Estrai dai dati qui sotto ogni riga in cui compare la parola "zone".

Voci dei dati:
* * * * * * * * *

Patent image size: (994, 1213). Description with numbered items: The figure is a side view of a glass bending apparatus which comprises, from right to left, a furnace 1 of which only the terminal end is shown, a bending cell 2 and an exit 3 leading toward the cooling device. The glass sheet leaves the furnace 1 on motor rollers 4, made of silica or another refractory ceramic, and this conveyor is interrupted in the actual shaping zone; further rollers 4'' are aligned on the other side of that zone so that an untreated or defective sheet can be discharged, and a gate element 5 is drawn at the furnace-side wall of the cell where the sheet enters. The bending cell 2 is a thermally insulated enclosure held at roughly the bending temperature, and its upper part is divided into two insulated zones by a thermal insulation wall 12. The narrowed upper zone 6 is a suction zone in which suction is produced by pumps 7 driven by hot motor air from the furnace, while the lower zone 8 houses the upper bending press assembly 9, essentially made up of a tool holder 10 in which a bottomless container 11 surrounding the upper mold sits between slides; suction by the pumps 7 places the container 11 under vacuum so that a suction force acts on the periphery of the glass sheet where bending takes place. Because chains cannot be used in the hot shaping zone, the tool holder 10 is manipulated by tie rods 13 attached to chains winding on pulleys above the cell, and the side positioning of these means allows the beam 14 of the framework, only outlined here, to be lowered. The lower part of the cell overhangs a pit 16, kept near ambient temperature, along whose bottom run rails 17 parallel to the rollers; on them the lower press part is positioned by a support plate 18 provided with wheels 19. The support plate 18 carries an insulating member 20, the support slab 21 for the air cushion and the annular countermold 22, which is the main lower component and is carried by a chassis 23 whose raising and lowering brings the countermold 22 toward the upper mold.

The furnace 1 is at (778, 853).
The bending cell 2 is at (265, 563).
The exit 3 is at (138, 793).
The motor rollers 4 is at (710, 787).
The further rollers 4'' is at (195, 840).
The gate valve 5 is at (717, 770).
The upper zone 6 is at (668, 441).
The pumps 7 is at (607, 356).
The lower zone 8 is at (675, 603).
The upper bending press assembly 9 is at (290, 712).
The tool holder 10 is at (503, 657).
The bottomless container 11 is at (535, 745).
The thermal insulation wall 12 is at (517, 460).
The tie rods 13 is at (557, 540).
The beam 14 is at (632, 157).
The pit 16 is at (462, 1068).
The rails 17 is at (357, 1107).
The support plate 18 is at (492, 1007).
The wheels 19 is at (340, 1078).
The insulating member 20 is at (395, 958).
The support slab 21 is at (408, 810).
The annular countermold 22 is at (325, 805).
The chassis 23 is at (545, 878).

* * * * * * * * *

ESERCIZIO SVOLTO:
Patent image size: (994, 1213). Description with numbered items: The figure is a side view of a glass bending apparatus which comprises, from right to left, a furnace 1 of which only the terminal end is shown, a bending cell 2 and an exit 3 leading toward the cooling device. The glass sheet leaves the furnace 1 on motor rollers 4, made of silica or another refractory ceramic, and this conveyor is interrupted in the actual shaping zone; further rollers 4'' are aligned on the other side of that zone so that an untreated or defective sheet can be discharged, and a gate element 5 is drawn at the furnace-side wall of the cell where the sheet enters. The bending cell 2 is a thermally insulated enclosure held at roughly the bending temperature, and its upper part is divided into two insulated zones by a thermal insulation wall 12. The narrowed upper zone 6 is a suction zone in which suction is produced by pumps 7 driven by hot motor air from the furnace, while the lower zone 8 houses the upper bending press assembly 9, essentially made up of a tool holder 10 in which a bottomless container 11 surrounding the upper mold sits between slides; suction by the pumps 7 places the container 11 under vacuum so that a suction force acts on the periphery of the glass sheet where bending takes place. Because chains cannot be used in the hot shaping zone, the tool holder 10 is manipulated by tie rods 13 attached to chains winding on pulleys above the cell, and the side positioning of these means allows the beam 14 of the framework, only outlined here, to be lowered. The lower part of the cell overhangs a pit 16, kept near ambient temperature, along whose bottom run rails 17 parallel to the rollers; on them the lower press part is positioned by a support plate 18 provided with wheels 19. The support plate 18 carries an insulating member 20, the support slab 21 for the air cushion and the annular countermold 22, which is the main lower component and is carried by a chassis 23 whose raising and lowering brings the countermold 22 toward the upper mold.
The upper zone 6 is at (668, 441).
The lower zone 8 is at (675, 603).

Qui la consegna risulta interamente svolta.